* **WORK TO COMPLETE**
Copy out the complete listing, word for word.

* **RECORDS SUPPLIED**
################
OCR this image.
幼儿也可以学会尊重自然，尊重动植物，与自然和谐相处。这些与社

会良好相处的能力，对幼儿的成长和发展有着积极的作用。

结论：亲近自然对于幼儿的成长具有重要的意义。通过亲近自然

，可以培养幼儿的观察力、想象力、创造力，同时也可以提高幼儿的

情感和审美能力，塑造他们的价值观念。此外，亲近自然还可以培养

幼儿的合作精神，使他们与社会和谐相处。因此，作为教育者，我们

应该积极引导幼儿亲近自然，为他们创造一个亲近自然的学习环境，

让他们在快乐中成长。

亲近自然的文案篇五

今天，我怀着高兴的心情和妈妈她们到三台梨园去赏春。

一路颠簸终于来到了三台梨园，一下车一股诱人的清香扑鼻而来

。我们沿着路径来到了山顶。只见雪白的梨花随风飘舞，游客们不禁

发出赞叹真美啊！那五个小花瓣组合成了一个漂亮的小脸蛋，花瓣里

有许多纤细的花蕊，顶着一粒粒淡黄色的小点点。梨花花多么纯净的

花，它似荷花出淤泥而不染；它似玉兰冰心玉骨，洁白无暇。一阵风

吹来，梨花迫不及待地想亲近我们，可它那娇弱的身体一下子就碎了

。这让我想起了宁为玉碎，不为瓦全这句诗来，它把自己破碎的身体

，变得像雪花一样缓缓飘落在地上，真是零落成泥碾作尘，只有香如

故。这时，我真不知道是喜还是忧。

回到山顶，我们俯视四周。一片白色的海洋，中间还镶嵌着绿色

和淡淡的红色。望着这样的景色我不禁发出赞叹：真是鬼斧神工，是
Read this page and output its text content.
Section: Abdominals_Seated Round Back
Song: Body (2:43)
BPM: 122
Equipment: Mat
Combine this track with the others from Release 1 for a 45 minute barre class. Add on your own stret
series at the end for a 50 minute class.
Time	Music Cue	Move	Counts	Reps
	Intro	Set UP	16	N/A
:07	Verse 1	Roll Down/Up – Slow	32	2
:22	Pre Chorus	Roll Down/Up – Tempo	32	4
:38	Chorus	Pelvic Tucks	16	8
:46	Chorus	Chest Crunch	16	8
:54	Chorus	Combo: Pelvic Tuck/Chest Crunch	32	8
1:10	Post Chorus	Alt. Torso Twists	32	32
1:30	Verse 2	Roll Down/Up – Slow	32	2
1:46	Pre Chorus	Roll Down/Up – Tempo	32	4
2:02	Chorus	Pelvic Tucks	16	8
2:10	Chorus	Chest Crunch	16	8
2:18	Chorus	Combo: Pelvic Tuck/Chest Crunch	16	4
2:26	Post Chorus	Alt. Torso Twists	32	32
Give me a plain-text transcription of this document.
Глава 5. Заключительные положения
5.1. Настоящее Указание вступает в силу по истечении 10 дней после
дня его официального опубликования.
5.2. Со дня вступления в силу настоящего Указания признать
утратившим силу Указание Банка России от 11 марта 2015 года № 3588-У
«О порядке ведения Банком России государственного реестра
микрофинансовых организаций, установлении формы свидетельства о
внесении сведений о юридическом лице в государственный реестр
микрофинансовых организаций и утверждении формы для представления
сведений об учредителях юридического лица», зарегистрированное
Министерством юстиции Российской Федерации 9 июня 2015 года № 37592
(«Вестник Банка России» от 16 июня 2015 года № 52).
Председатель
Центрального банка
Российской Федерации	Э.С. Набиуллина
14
################
* **ANSWER FOR THE TASK**
OCR this image.
幼儿也可以学会尊重自然，尊重动植物，与自然和谐相处。这些与社

会良好相处的能力，对幼儿的成长和发展有着积极的作用。

结论：亲近自然对于幼儿的成长具有重要的意义。通过亲近自然

，可以培养幼儿的观察力、想象力、创造力，同时也可以提高幼儿的

情感和审美能力，塑造他们的价值观念。此外，亲近自然还可以培养

幼儿的合作精神，使他们与社会和谐相处。因此，作为教育者，我们

应该积极引导幼儿亲近自然，为他们创造一个亲近自然的学习环境，

让他们在快乐中成长。

亲近自然的文案篇五

今天，我怀着高兴的心情和妈妈她们到三台梨园去赏春。

一路颠簸终于来到了三台梨园，一下车一股诱人的清香扑鼻而来

。我们沿着路径来到了山顶。只见雪白的梨花随风飘舞，游客们不禁

发出赞叹真美啊！那五个小花瓣组合成了一个漂亮的小脸蛋，花瓣里

有许多纤细的花蕊，顶着一粒粒淡黄色的小点点。梨花花多么纯净的

花，它似荷花出淤泥而不染；它似玉兰冰心玉骨，洁白无暇。一阵风

吹来，梨花迫不及待地想亲近我们，可它那娇弱的身体一下子就碎了

。这让我想起了宁为玉碎，不为瓦全这句诗来，它把自己破碎的身体

，变得像雪花一样缓缓飘落在地上，真是零落成泥碾作尘，只有香如

故。这时，我真不知道是喜还是忧。

回到山顶，我们俯视四周。一片白色的海洋，中间还镶嵌着绿色

和淡淡的红色。望着这样的景色我不禁发出赞叹：真是鬼斧神工，是
Read this page and output its text content.
Section: Abdominals_Seated Round Back
Song: Body (2:43)
BPM: 122
Equipment: Mat
Combine this track with the others from Release 1 for a 45 minute barre class. Add on your own stret
series at the end for a 50 minute class.
Time	Music Cue	Move	Counts	Reps
	Intro	Set UP	16	N/A
:07	Verse 1	Roll Down/Up – Slow	32	2
:22	Pre Chorus	Roll Down/Up – Tempo	32	4
:38	Chorus	Pelvic Tucks	16	8
:46	Chorus	Chest Crunch	16	8
:54	Chorus	Combo: Pelvic Tuck/Chest Crunch	32	8
1:10	Post Chorus	Alt. Torso Twists	32	32
1:30	Verse 2	Roll Down/Up – Slow	32	2
1:46	Pre Chorus	Roll Down/Up – Tempo	32	4
2:02	Chorus	Pelvic Tucks	16	8
2:10	Chorus	Chest Crunch	16	8
2:18	Chorus	Combo: Pelvic Tuck/Chest Crunch	16	4
2:26	Post Chorus	Alt. Torso Twists	32	32
Give me a plain-text transcription of this document.
Глава 5. Заключительные положения
5.1. Настоящее Указание вступает в силу по истечении 10 дней после
дня его официального опубликования.
5.2. Со дня вступления в силу настоящего Указания признать
утратившим силу Указание Банка России от 11 марта 2015 года № 3588-У
«О порядке ведения Банком России государственного реестра
микрофинансовых организаций, установлении формы свидетельства о
внесении сведений о юридическом лице в государственный реестр
микрофинансовых организаций и утверждении формы для представления
сведений об учредителях юридического лица», зарегистрированное
Министерством юстиции Российской Федерации 9 июня 2015 года № 37592
(«Вестник Банка России» от 16 июня 2015 года № 52).
Председатель
Центрального банка
Российской Федерации	Э.С. Набиуллина
14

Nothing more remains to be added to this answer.